● WHAT IS BEING ASKED
Every entry that follows should be repeated exactly; drop the images.

● DATASET EXTRACT
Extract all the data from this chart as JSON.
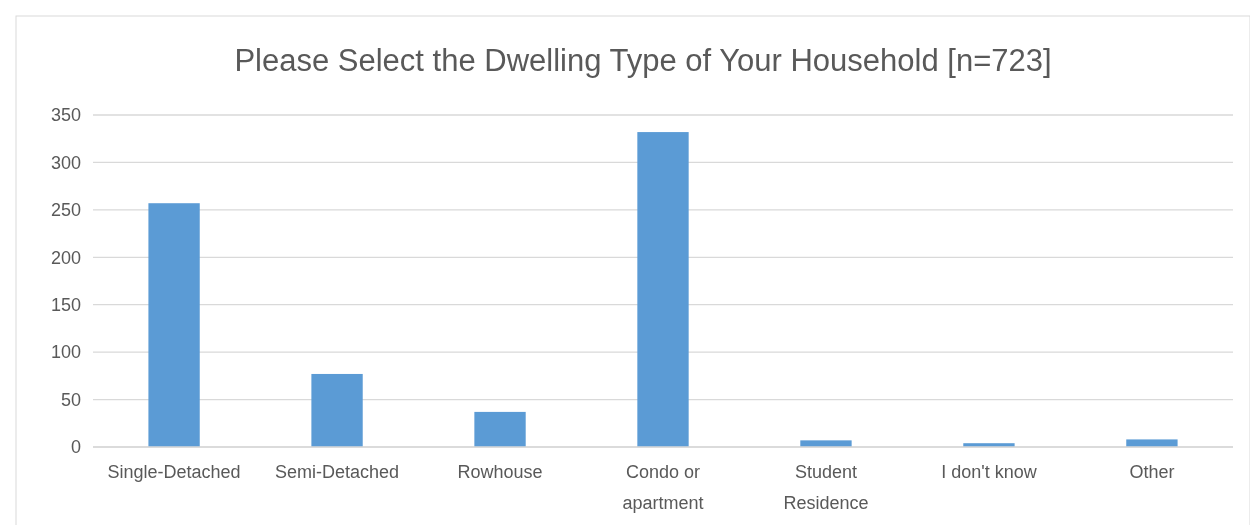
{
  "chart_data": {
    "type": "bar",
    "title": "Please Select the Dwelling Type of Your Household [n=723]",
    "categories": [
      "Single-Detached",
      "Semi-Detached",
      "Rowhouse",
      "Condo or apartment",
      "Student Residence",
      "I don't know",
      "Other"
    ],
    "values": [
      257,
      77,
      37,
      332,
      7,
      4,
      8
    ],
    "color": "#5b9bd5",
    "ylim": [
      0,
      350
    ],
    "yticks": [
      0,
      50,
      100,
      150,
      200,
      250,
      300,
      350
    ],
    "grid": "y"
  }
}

● RESPONSE TO THIS TASK
Extract all the data from this chart as JSON.
{
  "chart_data": {
    "type": "bar",
    "title": "Please Select the Dwelling Type of Your Household [n=723]",
    "categories": [
      "Single-Detached",
      "Semi-Detached",
      "Rowhouse",
      "Condo or apartment",
      "Student Residence",
      "I don't know",
      "Other"
    ],
    "values": [
      257,
      77,
      37,
      332,
      7,
      4,
      8
    ],
    "color": "#5b9bd5",
    "ylim": [
      0,
      350
    ],
    "yticks": [
      0,
      50,
      100,
      150,
      200,
      250,
      300,
      350
    ],
    "grid": "y"
  }
}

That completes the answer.